▸ Problem description
Write out the records below word for word, please.

Part of a data file:
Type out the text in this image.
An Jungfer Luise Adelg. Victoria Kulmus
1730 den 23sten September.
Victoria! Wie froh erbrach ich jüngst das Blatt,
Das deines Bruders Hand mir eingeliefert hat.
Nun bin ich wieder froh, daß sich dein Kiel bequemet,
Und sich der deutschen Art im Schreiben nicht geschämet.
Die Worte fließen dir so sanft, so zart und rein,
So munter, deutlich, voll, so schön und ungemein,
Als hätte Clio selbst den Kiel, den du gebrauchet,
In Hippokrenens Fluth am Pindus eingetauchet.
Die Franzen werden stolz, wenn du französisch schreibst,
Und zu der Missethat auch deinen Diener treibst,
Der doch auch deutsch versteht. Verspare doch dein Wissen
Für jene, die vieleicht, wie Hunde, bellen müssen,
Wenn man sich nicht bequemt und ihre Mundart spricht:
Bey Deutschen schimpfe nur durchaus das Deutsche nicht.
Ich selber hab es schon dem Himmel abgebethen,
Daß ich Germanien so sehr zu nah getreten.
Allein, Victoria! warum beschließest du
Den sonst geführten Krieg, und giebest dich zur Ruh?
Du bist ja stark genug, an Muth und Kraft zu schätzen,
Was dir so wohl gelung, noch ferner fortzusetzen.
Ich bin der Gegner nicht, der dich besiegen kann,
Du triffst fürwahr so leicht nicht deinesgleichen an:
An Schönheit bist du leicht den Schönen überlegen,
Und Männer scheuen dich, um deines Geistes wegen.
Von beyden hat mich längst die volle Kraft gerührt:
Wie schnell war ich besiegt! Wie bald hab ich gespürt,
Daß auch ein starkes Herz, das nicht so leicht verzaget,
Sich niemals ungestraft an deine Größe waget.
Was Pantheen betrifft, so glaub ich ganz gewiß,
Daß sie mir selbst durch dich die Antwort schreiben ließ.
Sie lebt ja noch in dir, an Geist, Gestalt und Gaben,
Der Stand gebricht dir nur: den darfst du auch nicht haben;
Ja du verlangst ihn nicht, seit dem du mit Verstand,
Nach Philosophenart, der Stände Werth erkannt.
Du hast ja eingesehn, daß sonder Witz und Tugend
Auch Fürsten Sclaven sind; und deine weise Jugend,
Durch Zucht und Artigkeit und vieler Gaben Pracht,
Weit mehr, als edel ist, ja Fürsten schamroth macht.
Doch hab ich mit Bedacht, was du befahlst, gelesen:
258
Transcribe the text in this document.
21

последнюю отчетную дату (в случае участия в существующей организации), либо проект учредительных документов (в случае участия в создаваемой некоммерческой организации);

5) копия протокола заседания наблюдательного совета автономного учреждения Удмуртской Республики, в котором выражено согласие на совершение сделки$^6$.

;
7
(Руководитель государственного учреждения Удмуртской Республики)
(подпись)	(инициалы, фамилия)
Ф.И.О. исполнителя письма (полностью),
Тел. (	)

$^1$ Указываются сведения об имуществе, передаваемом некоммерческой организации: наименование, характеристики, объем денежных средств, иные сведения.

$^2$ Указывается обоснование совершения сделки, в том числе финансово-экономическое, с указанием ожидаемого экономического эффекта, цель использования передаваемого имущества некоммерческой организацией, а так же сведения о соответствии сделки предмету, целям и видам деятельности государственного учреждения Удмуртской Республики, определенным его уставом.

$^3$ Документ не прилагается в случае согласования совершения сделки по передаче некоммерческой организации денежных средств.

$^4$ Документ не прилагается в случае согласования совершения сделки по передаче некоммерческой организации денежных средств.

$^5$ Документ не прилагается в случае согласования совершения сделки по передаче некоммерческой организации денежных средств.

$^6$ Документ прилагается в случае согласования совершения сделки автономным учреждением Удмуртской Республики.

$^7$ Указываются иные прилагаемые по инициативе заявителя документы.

▸ Exercise output
Type out the text in this image.
An Jungfer Luise Adelg. Victoria Kulmus
1730 den 23sten September.
Victoria! Wie froh erbrach ich jüngst das Blatt,
Das deines Bruders Hand mir eingeliefert hat.
Nun bin ich wieder froh, daß sich dein Kiel bequemet,
Und sich der deutschen Art im Schreiben nicht geschämet.
Die Worte fließen dir so sanft, so zart und rein,
So munter, deutlich, voll, so schön und ungemein,
Als hätte Clio selbst den Kiel, den du gebrauchet,
In Hippokrenens Fluth am Pindus eingetauchet.
Die Franzen werden stolz, wenn du französisch schreibst,
Und zu der Missethat auch deinen Diener treibst,
Der doch auch deutsch versteht. Verspare doch dein Wissen
Für jene, die vieleicht, wie Hunde, bellen müssen,
Wenn man sich nicht bequemt und ihre Mundart spricht:
Bey Deutschen schimpfe nur durchaus das Deutsche nicht.
Ich selber hab es schon dem Himmel abgebethen,
Daß ich Germanien so sehr zu nah getreten.
Allein, Victoria! warum beschließest du
Den sonst geführten Krieg, und giebest dich zur Ruh?
Du bist ja stark genug, an Muth und Kraft zu schätzen,
Was dir so wohl gelung, noch ferner fortzusetzen.
Ich bin der Gegner nicht, der dich besiegen kann,
Du triffst fürwahr so leicht nicht deinesgleichen an:
An Schönheit bist du leicht den Schönen überlegen,
Und Männer scheuen dich, um deines Geistes wegen.
Von beyden hat mich längst die volle Kraft gerührt:
Wie schnell war ich besiegt! Wie bald hab ich gespürt,
Daß auch ein starkes Herz, das nicht so leicht verzaget,
Sich niemals ungestraft an deine Größe waget.
Was Pantheen betrifft, so glaub ich ganz gewiß,
Daß sie mir selbst durch dich die Antwort schreiben ließ.
Sie lebt ja noch in dir, an Geist, Gestalt und Gaben,
Der Stand gebricht dir nur: den darfst du auch nicht haben;
Ja du verlangst ihn nicht, seit dem du mit Verstand,
Nach Philosophenart, der Stände Werth erkannt.
Du hast ja eingesehn, daß sonder Witz und Tugend
Auch Fürsten Sclaven sind; und deine weise Jugend,
Durch Zucht und Artigkeit und vieler Gaben Pracht,
Weit mehr, als edel ist, ja Fürsten schamroth macht.
Doch hab ich mit Bedacht, was du befahlst, gelesen:
258
Transcribe the text in this document.
21

последнюю отчетную дату (в случае участия в существующей организации), либо проект учредительных документов (в случае участия в создаваемой некоммерческой организации);

5) копия протокола заседания наблюдательного совета автономного учреждения Удмуртской Республики, в котором выражено согласие на совершение сделки$^6$.

;
7
(Руководитель государственного учреждения Удмуртской Республики)
(подпись)	(инициалы, фамилия)
Ф.И.О. исполнителя письма (полностью),
Тел. (	)

$^1$ Указываются сведения об имуществе, передаваемом некоммерческой организации: наименование, характеристики, объем денежных средств, иные сведения.

$^2$ Указывается обоснование совершения сделки, в том числе финансово-экономическое, с указанием ожидаемого экономического эффекта, цель использования передаваемого имущества некоммерческой организацией, а так же сведения о соответствии сделки предмету, целям и видам деятельности государственного учреждения Удмуртской Республики, определенным его уставом.

$^3$ Документ не прилагается в случае согласования совершения сделки по передаче некоммерческой организации денежных средств.

$^4$ Документ не прилагается в случае согласования совершения сделки по передаче некоммерческой организации денежных средств.

$^5$ Документ не прилагается в случае согласования совершения сделки по передаче некоммерческой организации денежных средств.

$^6$ Документ прилагается в случае согласования совершения сделки автономным учреждением Удмуртской Республики.

$^7$ Указываются иные прилагаемые по инициативе заявителя документы.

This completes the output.